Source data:
##############################

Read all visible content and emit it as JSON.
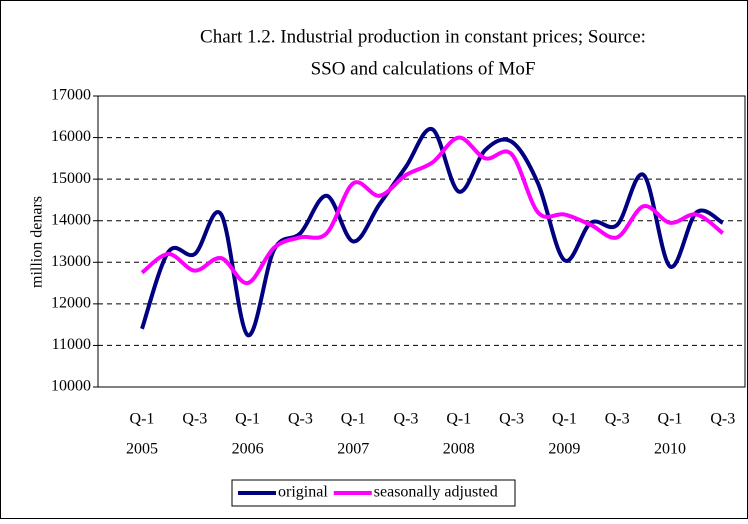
{
  "chart_data": {
    "type": "line",
    "title": [
      "Chart 1.2. Industrial production in constant prices; Source:",
      "SSO and calculations of MoF"
    ],
    "y_label": "million denars",
    "categories": [
      "Q-1",
      null,
      "Q-3",
      null,
      "Q-1",
      null,
      "Q-3",
      null,
      "Q-1",
      null,
      "Q-3",
      null,
      "Q-1",
      null,
      "Q-3",
      null,
      "Q-1",
      null,
      "Q-3",
      null,
      "Q-1",
      null,
      "Q-3"
    ],
    "category_years": [
      "2005",
      null,
      null,
      null,
      "2006",
      null,
      null,
      null,
      "2007",
      null,
      null,
      null,
      "2008",
      null,
      null,
      null,
      "2009",
      null,
      null,
      null,
      "2010",
      null,
      null
    ],
    "series": [
      {
        "name": "original",
        "color": "#000080",
        "values": [
          11400,
          13250,
          13200,
          14150,
          11250,
          13300,
          13700,
          14600,
          13500,
          14400,
          15300,
          16200,
          14700,
          15700,
          15900,
          14900,
          13050,
          13950,
          13900,
          15100,
          12900,
          14200,
          13950
        ]
      },
      {
        "name": "seasonally adjusted",
        "color": "#ff00ff",
        "values": [
          12750,
          13200,
          12800,
          13100,
          12500,
          13350,
          13600,
          13700,
          14900,
          14600,
          15100,
          15400,
          16000,
          15500,
          15600,
          14200,
          14150,
          13900,
          13600,
          14350,
          13950,
          14150,
          13700
        ]
      }
    ],
    "ylim": [
      10000,
      17000
    ],
    "yticks": [
      10000,
      11000,
      12000,
      13000,
      14000,
      15000,
      16000,
      17000
    ],
    "grid": true,
    "legend": "bottom"
  }
}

##############################

For each line in the data above that contains the string "name", extract the line.

Full answer:
        "name": "original",
        "name": "seasonally adjusted",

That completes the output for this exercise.